In the listing below, locate the lines that hold the string "utstilling". Copy those lines.

▶ _ENTRIES SUPPLIED_
============================================================
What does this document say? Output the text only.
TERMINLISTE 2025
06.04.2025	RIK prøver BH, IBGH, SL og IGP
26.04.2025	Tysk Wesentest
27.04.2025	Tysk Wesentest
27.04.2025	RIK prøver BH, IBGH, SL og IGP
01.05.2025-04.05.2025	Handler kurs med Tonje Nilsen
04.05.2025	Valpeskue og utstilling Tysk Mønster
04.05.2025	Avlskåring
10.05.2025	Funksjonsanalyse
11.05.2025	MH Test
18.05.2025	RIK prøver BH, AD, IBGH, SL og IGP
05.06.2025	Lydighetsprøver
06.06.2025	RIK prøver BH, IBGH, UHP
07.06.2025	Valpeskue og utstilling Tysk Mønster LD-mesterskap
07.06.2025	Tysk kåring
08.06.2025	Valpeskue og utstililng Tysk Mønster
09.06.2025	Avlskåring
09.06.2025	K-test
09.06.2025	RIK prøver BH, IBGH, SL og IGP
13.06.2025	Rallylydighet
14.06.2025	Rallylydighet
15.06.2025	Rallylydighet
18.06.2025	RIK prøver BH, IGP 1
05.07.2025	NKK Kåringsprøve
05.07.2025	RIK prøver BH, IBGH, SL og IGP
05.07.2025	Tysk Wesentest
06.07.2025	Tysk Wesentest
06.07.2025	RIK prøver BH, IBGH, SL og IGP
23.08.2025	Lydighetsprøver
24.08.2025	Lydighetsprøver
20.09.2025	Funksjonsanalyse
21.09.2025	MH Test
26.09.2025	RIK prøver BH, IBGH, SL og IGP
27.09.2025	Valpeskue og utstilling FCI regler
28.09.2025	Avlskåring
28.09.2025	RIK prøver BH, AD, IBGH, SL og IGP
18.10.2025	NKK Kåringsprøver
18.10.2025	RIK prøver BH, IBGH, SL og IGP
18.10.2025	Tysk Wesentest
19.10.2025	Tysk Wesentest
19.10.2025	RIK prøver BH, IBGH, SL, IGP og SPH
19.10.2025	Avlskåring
============================================================
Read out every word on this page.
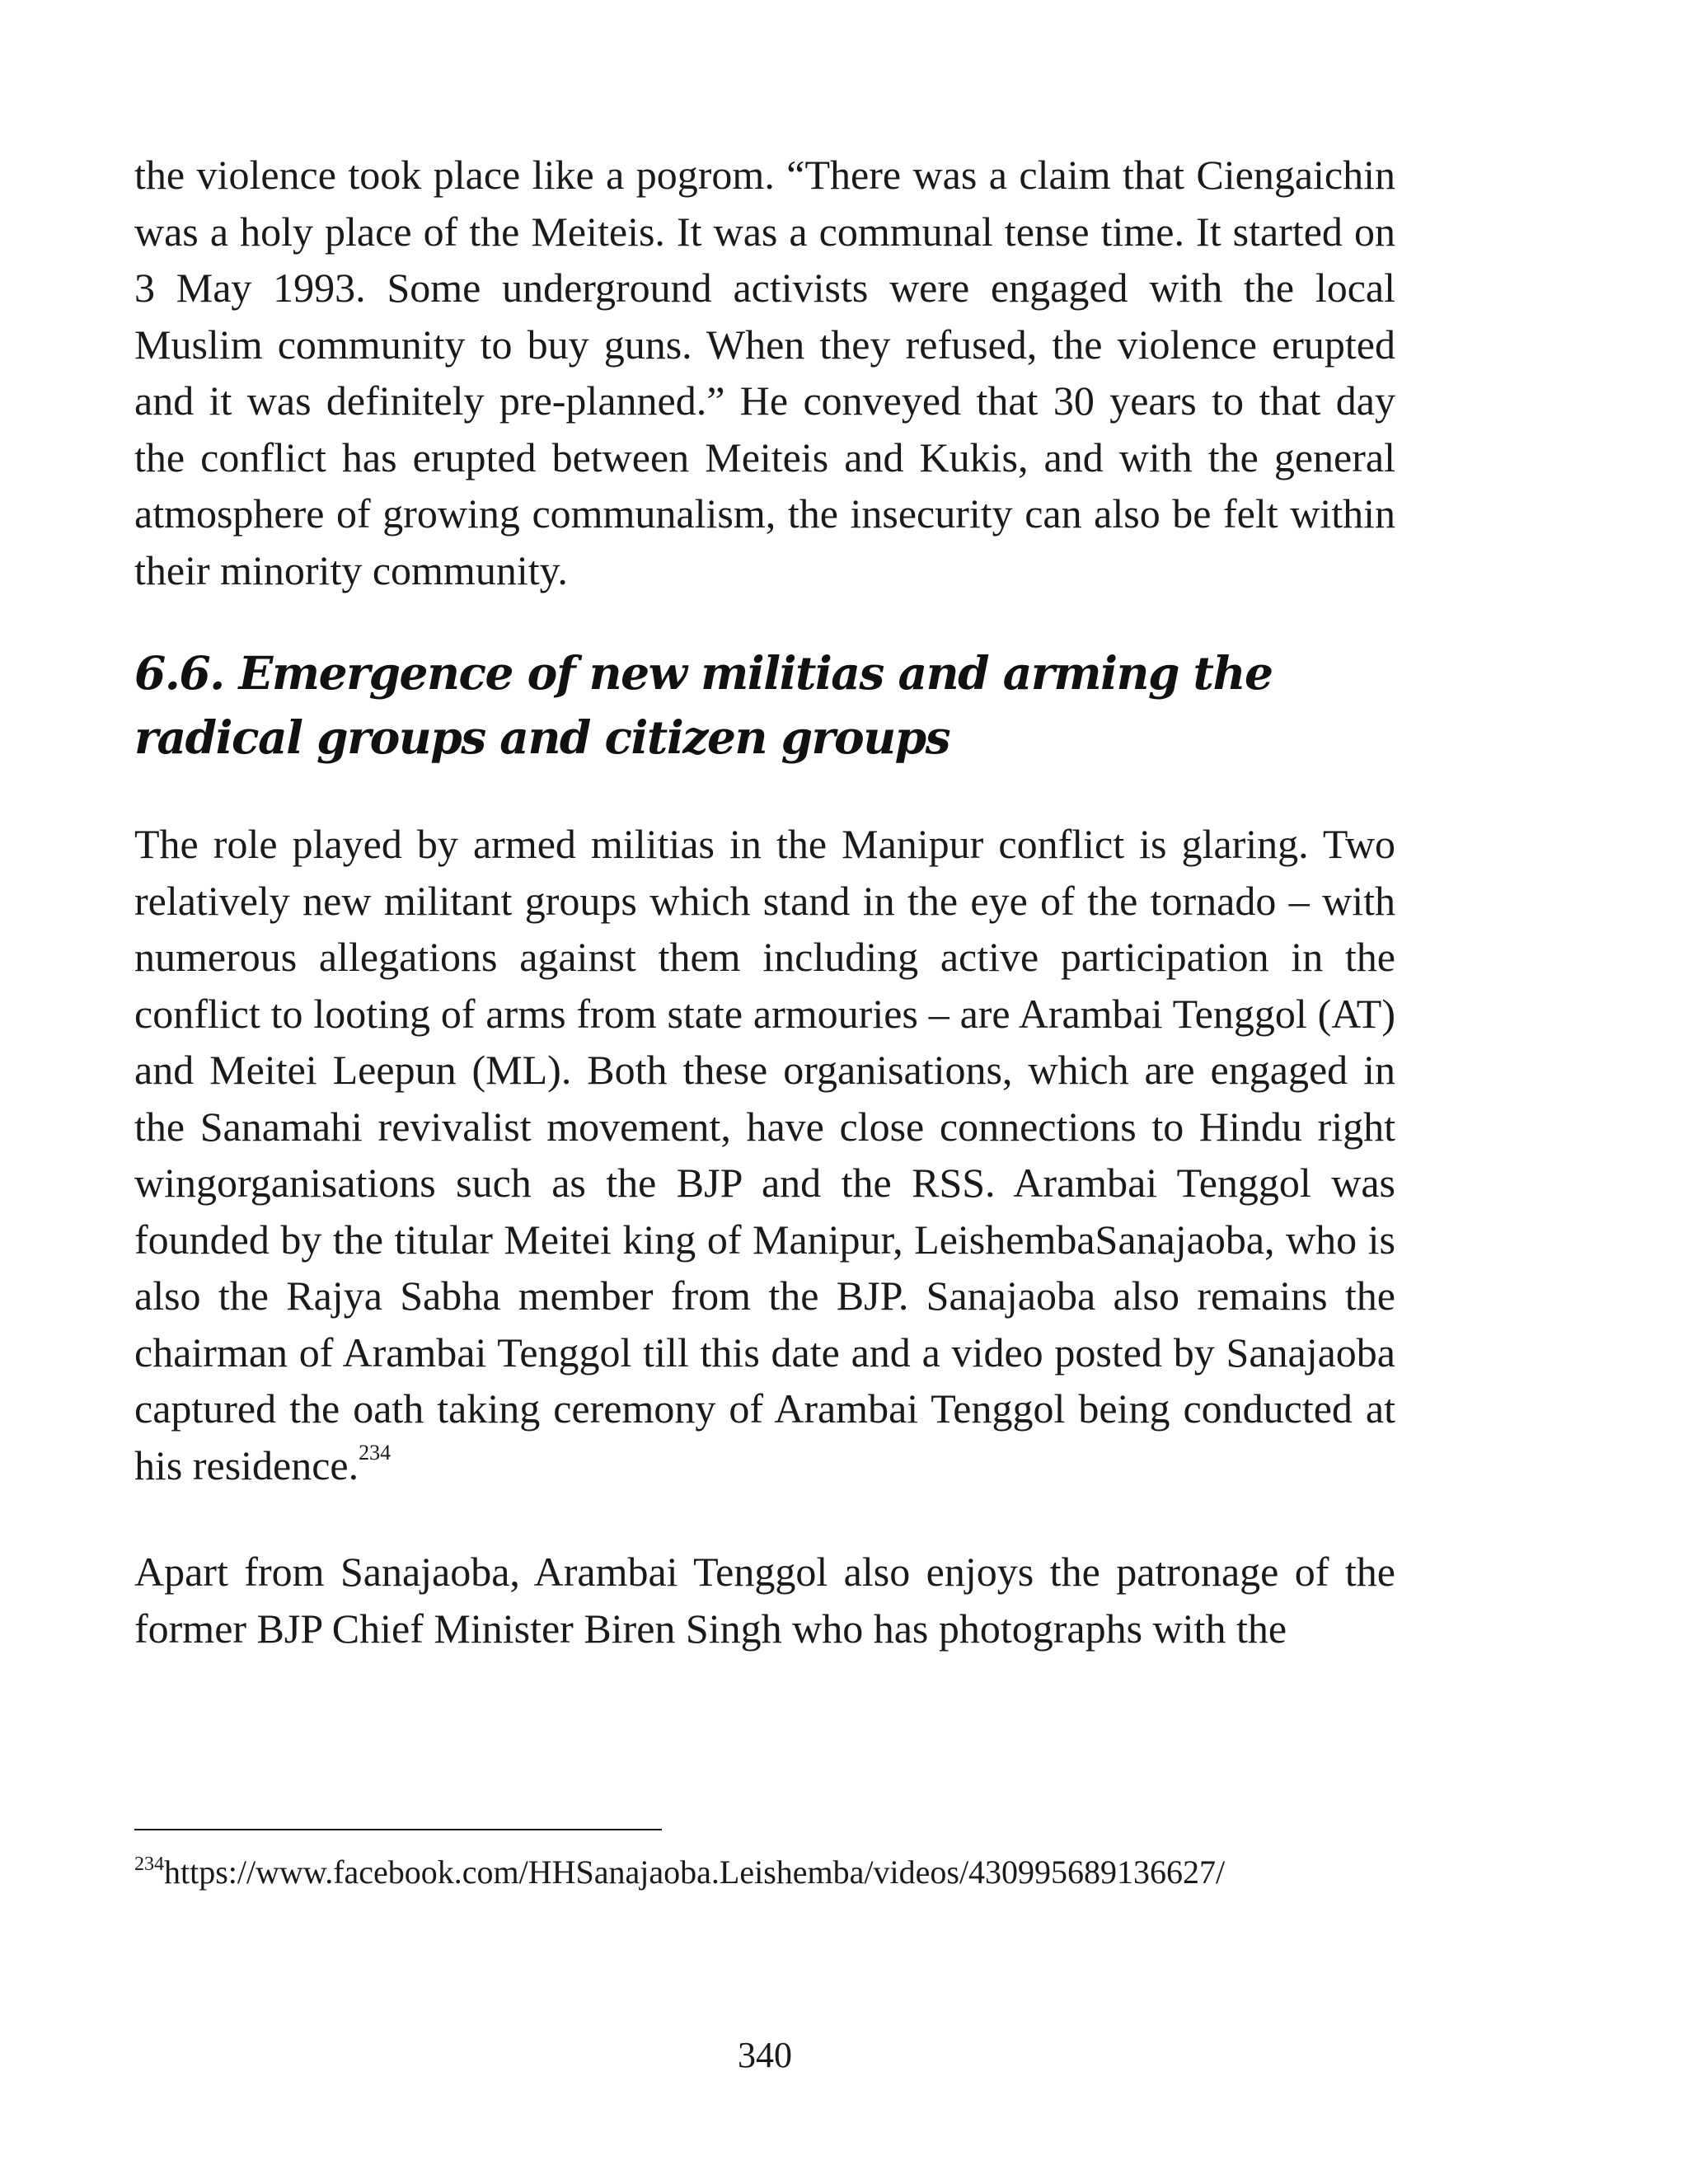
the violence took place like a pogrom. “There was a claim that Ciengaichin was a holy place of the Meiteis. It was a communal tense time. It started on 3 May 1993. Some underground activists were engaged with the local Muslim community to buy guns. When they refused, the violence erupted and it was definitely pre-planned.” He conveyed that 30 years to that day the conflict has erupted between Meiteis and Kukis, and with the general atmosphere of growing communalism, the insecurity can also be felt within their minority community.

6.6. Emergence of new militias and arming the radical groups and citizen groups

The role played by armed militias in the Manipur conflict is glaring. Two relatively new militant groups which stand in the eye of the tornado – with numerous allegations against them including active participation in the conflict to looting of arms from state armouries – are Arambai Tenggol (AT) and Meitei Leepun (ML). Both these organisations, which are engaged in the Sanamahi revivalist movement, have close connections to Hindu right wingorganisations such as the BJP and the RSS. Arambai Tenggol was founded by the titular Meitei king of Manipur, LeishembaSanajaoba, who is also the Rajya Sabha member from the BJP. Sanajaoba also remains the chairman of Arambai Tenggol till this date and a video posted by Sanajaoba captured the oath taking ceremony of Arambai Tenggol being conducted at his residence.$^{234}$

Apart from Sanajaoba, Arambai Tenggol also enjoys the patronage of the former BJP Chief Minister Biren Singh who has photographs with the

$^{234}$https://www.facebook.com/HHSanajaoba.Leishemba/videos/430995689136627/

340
============================================================
▶ _WORKED ANSWER_
04.05.2025	Valpeskue og utstilling Tysk Mønster
07.06.2025	Valpeskue og utstilling Tysk Mønster LD-mesterskap
27.09.2025	Valpeskue og utstilling FCI regler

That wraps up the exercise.